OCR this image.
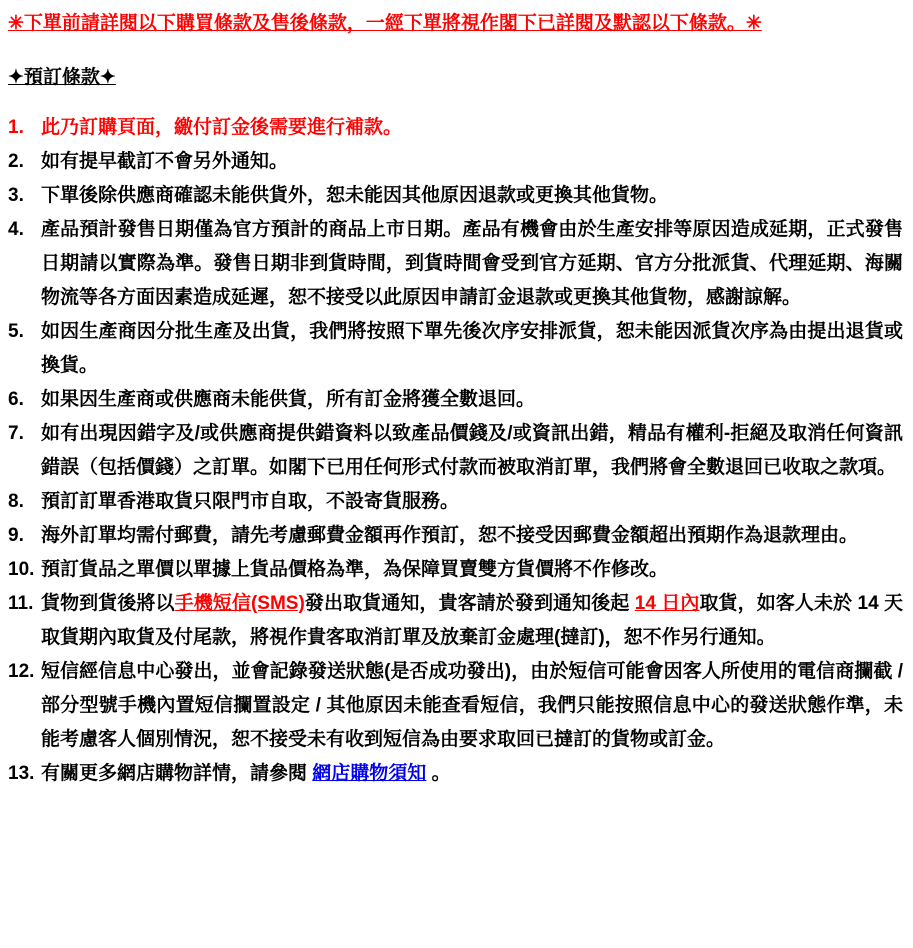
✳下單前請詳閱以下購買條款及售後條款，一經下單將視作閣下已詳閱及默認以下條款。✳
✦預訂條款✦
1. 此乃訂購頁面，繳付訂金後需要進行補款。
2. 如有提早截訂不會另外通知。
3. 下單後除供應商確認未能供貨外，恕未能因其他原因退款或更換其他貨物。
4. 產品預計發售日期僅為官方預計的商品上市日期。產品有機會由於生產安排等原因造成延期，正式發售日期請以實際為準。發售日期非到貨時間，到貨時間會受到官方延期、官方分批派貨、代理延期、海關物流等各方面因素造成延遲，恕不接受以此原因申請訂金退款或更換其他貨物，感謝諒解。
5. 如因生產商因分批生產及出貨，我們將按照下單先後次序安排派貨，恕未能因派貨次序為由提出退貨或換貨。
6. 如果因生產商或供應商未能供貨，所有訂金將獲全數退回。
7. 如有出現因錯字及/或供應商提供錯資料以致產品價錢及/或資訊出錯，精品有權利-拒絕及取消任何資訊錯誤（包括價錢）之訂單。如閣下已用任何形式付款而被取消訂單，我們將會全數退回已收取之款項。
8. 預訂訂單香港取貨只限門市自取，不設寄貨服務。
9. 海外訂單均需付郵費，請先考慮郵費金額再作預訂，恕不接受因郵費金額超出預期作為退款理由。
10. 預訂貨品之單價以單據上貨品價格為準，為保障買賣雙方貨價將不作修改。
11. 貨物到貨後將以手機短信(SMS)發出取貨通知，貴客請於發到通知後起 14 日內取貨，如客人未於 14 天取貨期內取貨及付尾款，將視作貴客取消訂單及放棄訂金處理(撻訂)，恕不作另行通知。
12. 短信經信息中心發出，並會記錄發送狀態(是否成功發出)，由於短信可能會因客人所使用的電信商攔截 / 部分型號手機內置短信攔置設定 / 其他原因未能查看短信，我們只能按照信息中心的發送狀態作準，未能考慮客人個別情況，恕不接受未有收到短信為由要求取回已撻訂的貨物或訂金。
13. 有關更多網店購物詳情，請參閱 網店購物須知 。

────

Exercise: Transcribe all of the entries word for word, but skip any pictures they contain.

The response:
OCR this image.
✳下單前請詳閱以下購買條款及售後條款，一經下單將視作閣下已詳閱及默認以下條款。✳
✦預訂條款✦
1. 此乃訂購頁面，繳付訂金後需要進行補款。
2. 如有提早截訂不會另外通知。
3. 下單後除供應商確認未能供貨外，恕未能因其他原因退款或更換其他貨物。
4. 產品預計發售日期僅為官方預計的商品上市日期。產品有機會由於生產安排等原因造成延期，正式發售日期請以實際為準。發售日期非到貨時間，到貨時間會受到官方延期、官方分批派貨、代理延期、海關物流等各方面因素造成延遲，恕不接受以此原因申請訂金退款或更換其他貨物，感謝諒解。
5. 如因生產商因分批生產及出貨，我們將按照下單先後次序安排派貨，恕未能因派貨次序為由提出退貨或換貨。
6. 如果因生產商或供應商未能供貨，所有訂金將獲全數退回。
7. 如有出現因錯字及/或供應商提供錯資料以致產品價錢及/或資訊出錯，精品有權利-拒絕及取消任何資訊錯誤（包括價錢）之訂單。如閣下已用任何形式付款而被取消訂單，我們將會全數退回已收取之款項。
8. 預訂訂單香港取貨只限門市自取，不設寄貨服務。
9. 海外訂單均需付郵費，請先考慮郵費金額再作預訂，恕不接受因郵費金額超出預期作為退款理由。
10. 預訂貨品之單價以單據上貨品價格為準，為保障買賣雙方貨價將不作修改。
11. 貨物到貨後將以手機短信(SMS)發出取貨通知，貴客請於發到通知後起 14 日內取貨，如客人未於 14 天取貨期內取貨及付尾款，將視作貴客取消訂單及放棄訂金處理(撻訂)，恕不作另行通知。
12. 短信經信息中心發出，並會記錄發送狀態(是否成功發出)，由於短信可能會因客人所使用的電信商攔截 / 部分型號手機內置短信攔置設定 / 其他原因未能查看短信，我們只能按照信息中心的發送狀態作準，未能考慮客人個別情況，恕不接受未有收到短信為由要求取回已撻訂的貨物或訂金。
13. 有關更多網店購物詳情，請參閱 網店購物須知 。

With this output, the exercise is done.